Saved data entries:

-------------------------

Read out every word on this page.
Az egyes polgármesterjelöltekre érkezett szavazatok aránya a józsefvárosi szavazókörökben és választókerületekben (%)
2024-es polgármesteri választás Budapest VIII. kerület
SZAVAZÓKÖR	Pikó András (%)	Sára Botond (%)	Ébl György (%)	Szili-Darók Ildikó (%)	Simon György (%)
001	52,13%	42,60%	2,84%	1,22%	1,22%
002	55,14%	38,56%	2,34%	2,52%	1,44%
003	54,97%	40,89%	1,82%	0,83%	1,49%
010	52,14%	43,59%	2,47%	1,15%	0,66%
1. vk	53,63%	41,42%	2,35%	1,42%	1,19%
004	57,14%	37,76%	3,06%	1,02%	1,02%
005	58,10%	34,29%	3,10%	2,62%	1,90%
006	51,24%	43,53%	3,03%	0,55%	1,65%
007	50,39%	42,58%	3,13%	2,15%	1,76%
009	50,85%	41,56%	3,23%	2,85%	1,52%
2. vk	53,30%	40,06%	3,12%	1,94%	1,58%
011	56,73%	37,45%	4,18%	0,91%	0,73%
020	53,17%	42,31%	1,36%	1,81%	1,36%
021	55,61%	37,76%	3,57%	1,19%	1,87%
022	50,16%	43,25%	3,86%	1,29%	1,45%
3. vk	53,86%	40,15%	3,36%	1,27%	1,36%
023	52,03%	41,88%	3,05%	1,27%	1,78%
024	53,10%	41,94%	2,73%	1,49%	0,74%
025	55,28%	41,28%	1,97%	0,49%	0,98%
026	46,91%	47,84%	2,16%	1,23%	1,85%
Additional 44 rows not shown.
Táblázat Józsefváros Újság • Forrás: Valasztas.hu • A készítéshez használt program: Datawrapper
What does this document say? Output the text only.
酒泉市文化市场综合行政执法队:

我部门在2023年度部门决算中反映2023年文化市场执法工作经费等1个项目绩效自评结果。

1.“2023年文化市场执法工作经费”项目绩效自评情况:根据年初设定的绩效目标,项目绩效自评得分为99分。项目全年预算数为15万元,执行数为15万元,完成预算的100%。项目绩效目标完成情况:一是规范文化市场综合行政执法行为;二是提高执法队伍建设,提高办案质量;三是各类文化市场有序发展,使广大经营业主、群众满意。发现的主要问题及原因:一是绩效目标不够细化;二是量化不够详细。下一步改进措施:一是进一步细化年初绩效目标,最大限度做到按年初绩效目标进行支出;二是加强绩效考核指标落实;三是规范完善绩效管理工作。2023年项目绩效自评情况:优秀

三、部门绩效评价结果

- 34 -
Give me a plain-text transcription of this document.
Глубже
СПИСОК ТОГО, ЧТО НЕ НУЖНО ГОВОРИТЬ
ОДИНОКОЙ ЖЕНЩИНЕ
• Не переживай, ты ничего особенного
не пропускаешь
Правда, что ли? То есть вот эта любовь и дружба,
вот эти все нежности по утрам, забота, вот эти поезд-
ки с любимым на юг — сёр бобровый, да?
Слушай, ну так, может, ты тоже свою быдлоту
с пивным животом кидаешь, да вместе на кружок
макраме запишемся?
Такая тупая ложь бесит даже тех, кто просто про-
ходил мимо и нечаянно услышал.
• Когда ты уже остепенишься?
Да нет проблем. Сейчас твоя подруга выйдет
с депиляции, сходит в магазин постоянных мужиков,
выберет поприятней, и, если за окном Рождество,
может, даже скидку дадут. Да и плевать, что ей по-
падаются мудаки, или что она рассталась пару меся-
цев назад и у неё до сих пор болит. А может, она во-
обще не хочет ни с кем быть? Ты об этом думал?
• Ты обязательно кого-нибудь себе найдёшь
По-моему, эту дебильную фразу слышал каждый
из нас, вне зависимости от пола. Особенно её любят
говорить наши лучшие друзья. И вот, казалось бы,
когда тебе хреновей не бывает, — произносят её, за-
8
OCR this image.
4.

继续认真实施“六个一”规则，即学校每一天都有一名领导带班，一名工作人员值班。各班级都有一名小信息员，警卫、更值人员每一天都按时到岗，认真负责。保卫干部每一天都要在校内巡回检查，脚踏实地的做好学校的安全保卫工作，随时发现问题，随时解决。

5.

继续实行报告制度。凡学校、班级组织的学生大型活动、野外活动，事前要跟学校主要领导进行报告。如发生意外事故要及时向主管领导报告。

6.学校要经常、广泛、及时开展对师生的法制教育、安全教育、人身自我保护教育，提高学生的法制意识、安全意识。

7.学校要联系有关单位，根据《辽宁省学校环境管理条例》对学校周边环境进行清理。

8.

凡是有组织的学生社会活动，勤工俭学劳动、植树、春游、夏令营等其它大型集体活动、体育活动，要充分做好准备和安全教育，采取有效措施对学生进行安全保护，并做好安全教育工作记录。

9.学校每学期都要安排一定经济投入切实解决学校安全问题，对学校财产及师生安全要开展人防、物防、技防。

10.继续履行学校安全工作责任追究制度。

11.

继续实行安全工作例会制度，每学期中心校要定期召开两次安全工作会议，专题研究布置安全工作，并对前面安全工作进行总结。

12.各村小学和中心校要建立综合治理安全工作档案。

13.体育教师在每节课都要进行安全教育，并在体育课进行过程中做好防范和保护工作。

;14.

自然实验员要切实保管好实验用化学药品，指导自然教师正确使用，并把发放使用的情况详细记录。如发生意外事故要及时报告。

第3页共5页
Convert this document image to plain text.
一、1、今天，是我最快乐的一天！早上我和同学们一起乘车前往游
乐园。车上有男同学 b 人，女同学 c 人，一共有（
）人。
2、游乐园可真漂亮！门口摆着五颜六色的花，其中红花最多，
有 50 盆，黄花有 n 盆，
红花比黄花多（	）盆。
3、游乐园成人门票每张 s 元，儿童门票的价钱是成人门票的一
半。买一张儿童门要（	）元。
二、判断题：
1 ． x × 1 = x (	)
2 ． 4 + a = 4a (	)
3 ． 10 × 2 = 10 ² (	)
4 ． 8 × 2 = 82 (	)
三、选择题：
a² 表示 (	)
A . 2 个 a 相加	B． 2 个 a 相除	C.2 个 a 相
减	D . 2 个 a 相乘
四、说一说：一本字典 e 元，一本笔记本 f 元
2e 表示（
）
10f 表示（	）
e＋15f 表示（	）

-------------------------

# DIRECTION
Each line from the one containing "OCR this image." through the end of the entries, both included, is to be returned exactly, with no other lines.

# REPLY
OCR this image.
4.

继续认真实施“六个一”规则，即学校每一天都有一名领导带班，一名工作人员值班。各班级都有一名小信息员，警卫、更值人员每一天都按时到岗，认真负责。保卫干部每一天都要在校内巡回检查，脚踏实地的做好学校的安全保卫工作，随时发现问题，随时解决。

5.

继续实行报告制度。凡学校、班级组织的学生大型活动、野外活动，事前要跟学校主要领导进行报告。如发生意外事故要及时向主管领导报告。

6.学校要经常、广泛、及时开展对师生的法制教育、安全教育、人身自我保护教育，提高学生的法制意识、安全意识。

7.学校要联系有关单位，根据《辽宁省学校环境管理条例》对学校周边环境进行清理。

8.

凡是有组织的学生社会活动，勤工俭学劳动、植树、春游、夏令营等其它大型集体活动、体育活动，要充分做好准备和安全教育，采取有效措施对学生进行安全保护，并做好安全教育工作记录。

9.学校每学期都要安排一定经济投入切实解决学校安全问题，对学校财产及师生安全要开展人防、物防、技防。

10.继续履行学校安全工作责任追究制度。

11.

继续实行安全工作例会制度，每学期中心校要定期召开两次安全工作会议，专题研究布置安全工作，并对前面安全工作进行总结。

12.各村小学和中心校要建立综合治理安全工作档案。

13.体育教师在每节课都要进行安全教育，并在体育课进行过程中做好防范和保护工作。

;14.

自然实验员要切实保管好实验用化学药品，指导自然教师正确使用，并把发放使用的情况详细记录。如发生意外事故要及时报告。

第3页共5页
Convert this document image to plain text.
一、1、今天，是我最快乐的一天！早上我和同学们一起乘车前往游
乐园。车上有男同学 b 人，女同学 c 人，一共有（
）人。
2、游乐园可真漂亮！门口摆着五颜六色的花，其中红花最多，
有 50 盆，黄花有 n 盆，
红花比黄花多（	）盆。
3、游乐园成人门票每张 s 元，儿童门票的价钱是成人门票的一
半。买一张儿童门要（	）元。
二、判断题：
1 ． x × 1 = x (	)
2 ． 4 + a = 4a (	)
3 ． 10 × 2 = 10 ² (	)
4 ． 8 × 2 = 82 (	)
三、选择题：
a² 表示 (	)
A . 2 个 a 相加	B． 2 个 a 相除	C.2 个 a 相
减	D . 2 个 a 相乘
四、说一说：一本字典 e 元，一本笔记本 f 元
2e 表示（
）
10f 表示（	）
e＋15f 表示（	）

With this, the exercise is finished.